### GOAL OF THE EXERCISE
Every line of the material is to be quoted verbatim, minus the pictures.

### RAW RECORDS
───

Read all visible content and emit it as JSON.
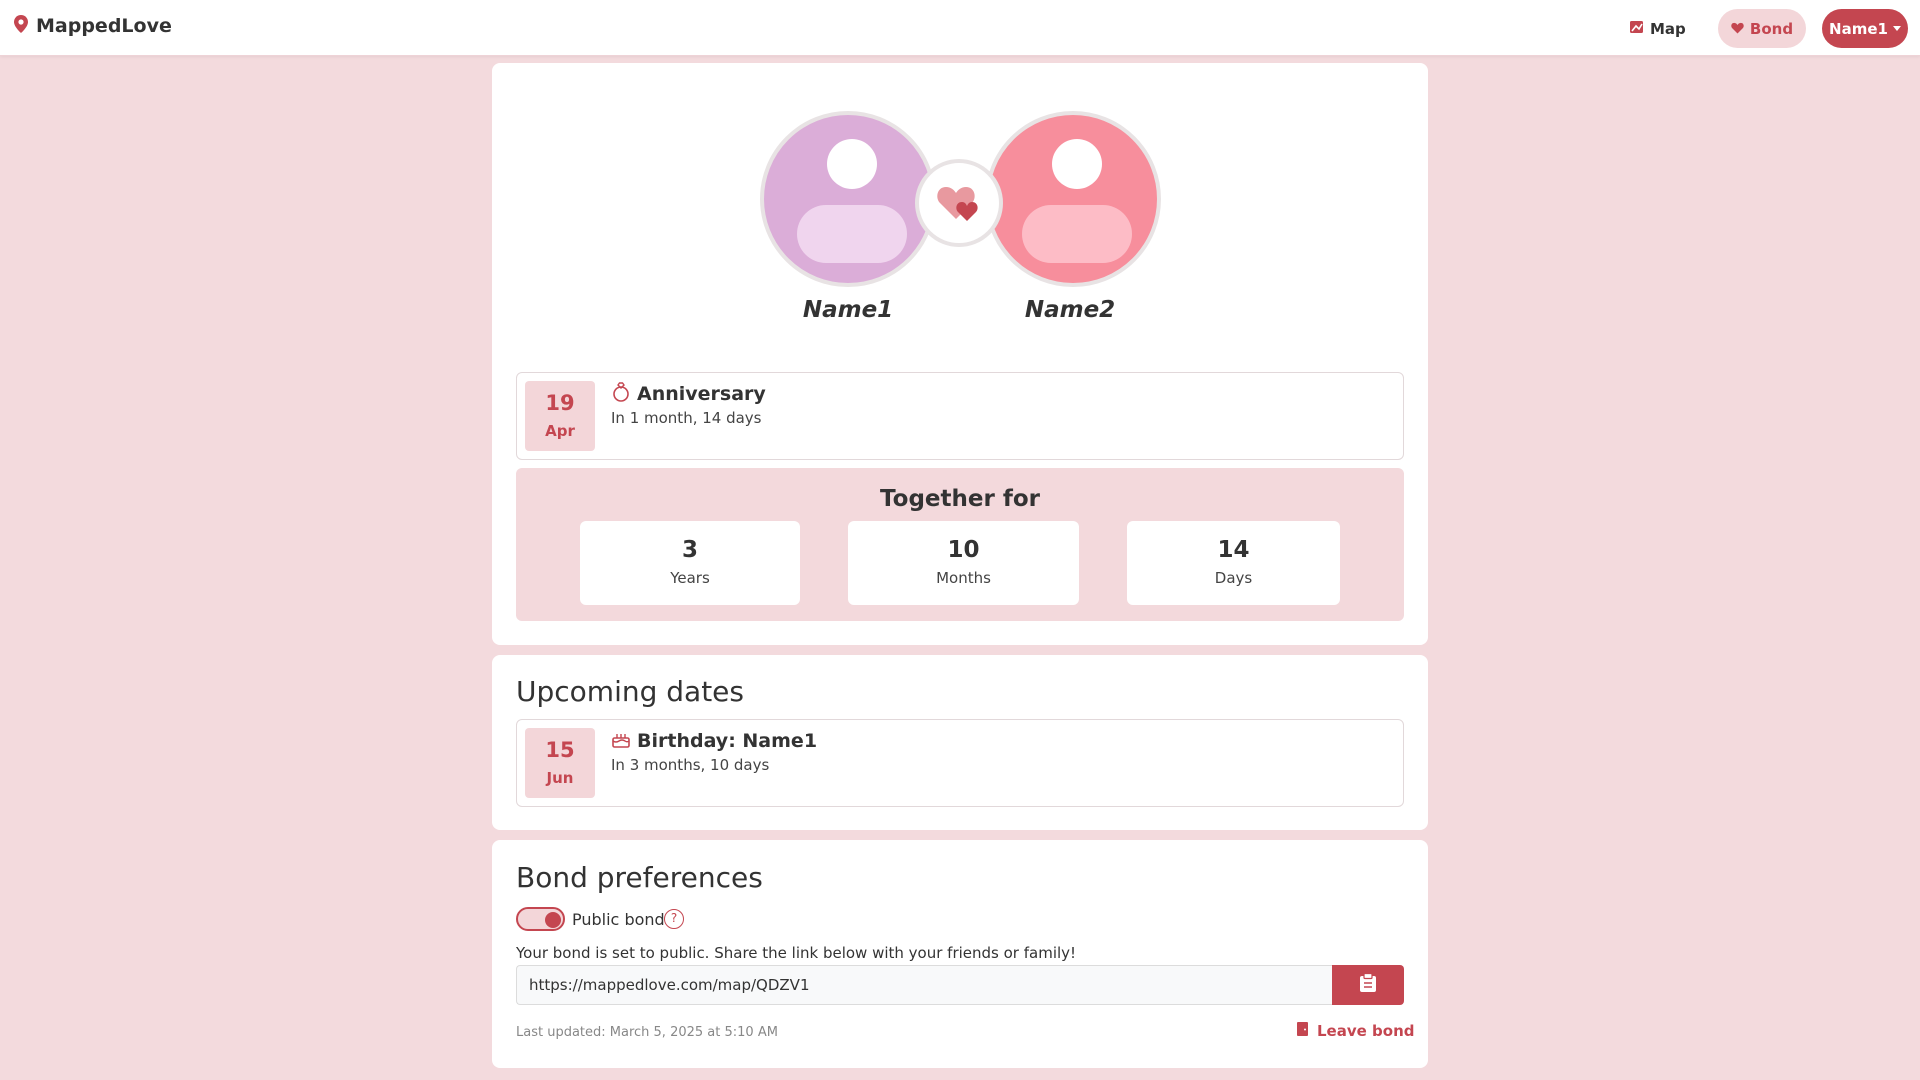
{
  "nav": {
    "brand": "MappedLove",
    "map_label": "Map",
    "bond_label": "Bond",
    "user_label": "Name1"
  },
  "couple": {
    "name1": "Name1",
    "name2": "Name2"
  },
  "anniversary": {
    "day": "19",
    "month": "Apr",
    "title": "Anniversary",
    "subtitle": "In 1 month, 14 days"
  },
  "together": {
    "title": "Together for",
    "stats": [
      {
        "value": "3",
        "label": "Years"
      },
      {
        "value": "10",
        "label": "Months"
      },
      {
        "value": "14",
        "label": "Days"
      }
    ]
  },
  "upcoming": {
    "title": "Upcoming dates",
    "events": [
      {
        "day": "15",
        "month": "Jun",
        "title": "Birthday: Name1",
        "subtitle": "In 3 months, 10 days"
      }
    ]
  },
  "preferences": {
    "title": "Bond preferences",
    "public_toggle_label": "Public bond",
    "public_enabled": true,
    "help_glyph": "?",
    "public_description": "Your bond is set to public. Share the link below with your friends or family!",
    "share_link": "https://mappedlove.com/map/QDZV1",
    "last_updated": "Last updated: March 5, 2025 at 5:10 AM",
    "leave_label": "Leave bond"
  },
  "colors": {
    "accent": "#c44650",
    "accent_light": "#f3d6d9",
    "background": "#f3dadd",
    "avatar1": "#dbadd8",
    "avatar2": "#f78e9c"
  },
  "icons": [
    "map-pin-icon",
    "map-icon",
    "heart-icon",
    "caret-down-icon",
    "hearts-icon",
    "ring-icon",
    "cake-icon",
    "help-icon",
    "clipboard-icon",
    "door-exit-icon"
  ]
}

───

### TASK RESULT
Read all visible content and emit it as JSON.
{
  "nav": {
    "brand": "MappedLove",
    "map_label": "Map",
    "bond_label": "Bond",
    "user_label": "Name1"
  },
  "couple": {
    "name1": "Name1",
    "name2": "Name2"
  },
  "anniversary": {
    "day": "19",
    "month": "Apr",
    "title": "Anniversary",
    "subtitle": "In 1 month, 14 days"
  },
  "together": {
    "title": "Together for",
    "stats": [
      {
        "value": "3",
        "label": "Years"
      },
      {
        "value": "10",
        "label": "Months"
      },
      {
        "value": "14",
        "label": "Days"
      }
    ]
  },
  "upcoming": {
    "title": "Upcoming dates",
    "events": [
      {
        "day": "15",
        "month": "Jun",
        "title": "Birthday: Name1",
        "subtitle": "In 3 months, 10 days"
      }
    ]
  },
  "preferences": {
    "title": "Bond preferences",
    "public_toggle_label": "Public bond",
    "public_enabled": true,
    "help_glyph": "?",
    "public_description": "Your bond is set to public. Share the link below with your friends or family!",
    "share_link": "https://mappedlove.com/map/QDZV1",
    "last_updated": "Last updated: March 5, 2025 at 5:10 AM",
    "leave_label": "Leave bond"
  },
  "colors": {
    "accent": "#c44650",
    "accent_light": "#f3d6d9",
    "background": "#f3dadd",
    "avatar1": "#dbadd8",
    "avatar2": "#f78e9c"
  },
  "icons": [
    "map-pin-icon",
    "map-icon",
    "heart-icon",
    "caret-down-icon",
    "hearts-icon",
    "ring-icon",
    "cake-icon",
    "help-icon",
    "clipboard-icon",
    "door-exit-icon"
  ]
}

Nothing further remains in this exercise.